■ **DATA FOR PROCESSING**:
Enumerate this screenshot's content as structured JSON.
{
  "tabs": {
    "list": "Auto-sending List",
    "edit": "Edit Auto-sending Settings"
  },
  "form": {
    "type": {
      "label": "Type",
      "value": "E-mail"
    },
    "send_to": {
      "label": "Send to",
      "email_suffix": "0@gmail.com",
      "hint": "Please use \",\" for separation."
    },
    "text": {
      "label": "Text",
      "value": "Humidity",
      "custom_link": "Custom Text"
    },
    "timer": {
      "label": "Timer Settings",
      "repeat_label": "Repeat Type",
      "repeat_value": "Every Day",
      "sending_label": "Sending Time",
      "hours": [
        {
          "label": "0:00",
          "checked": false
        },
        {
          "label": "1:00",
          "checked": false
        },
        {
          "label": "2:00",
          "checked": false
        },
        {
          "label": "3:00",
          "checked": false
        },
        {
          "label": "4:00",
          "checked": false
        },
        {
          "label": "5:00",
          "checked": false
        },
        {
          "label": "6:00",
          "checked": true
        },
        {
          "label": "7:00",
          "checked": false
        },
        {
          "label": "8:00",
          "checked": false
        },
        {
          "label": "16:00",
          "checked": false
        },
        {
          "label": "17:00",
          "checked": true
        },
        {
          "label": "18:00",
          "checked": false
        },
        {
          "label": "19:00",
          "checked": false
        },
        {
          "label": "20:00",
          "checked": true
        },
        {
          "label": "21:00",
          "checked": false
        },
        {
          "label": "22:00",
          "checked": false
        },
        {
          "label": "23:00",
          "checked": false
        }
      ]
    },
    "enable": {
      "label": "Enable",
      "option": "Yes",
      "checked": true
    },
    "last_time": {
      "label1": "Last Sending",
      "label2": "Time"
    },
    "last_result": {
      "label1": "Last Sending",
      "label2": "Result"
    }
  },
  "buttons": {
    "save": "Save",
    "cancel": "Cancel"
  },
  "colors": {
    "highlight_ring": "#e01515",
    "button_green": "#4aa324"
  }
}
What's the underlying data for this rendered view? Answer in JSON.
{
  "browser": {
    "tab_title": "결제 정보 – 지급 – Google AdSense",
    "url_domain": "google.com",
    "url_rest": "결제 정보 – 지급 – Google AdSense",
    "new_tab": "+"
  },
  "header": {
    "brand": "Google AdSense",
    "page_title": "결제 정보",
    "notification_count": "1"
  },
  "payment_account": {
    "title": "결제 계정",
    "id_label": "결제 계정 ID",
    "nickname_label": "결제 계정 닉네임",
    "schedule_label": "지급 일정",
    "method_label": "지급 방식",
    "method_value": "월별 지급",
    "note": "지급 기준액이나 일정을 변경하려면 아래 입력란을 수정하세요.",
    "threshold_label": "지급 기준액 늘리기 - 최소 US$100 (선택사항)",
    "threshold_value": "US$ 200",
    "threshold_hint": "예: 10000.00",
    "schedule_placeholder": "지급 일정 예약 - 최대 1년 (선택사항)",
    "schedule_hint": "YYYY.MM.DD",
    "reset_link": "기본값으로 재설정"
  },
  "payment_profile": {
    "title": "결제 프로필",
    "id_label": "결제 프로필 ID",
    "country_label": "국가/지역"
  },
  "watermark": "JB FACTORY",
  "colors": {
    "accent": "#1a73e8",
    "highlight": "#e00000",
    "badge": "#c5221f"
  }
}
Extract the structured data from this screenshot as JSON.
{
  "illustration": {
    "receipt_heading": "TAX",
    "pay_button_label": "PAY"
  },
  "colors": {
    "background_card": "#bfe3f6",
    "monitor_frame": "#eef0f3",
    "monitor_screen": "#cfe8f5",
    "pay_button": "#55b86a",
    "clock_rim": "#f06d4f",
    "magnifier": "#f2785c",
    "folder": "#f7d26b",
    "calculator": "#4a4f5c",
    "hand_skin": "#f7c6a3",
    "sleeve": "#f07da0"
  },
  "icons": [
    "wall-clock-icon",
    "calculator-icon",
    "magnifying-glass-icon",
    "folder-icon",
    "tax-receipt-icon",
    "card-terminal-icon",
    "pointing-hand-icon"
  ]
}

■ **THE EXERCISE**: Your answer should be one number: how many lines of the listing include the word "structured".

■ **EXPECTED OUTPUT**: 2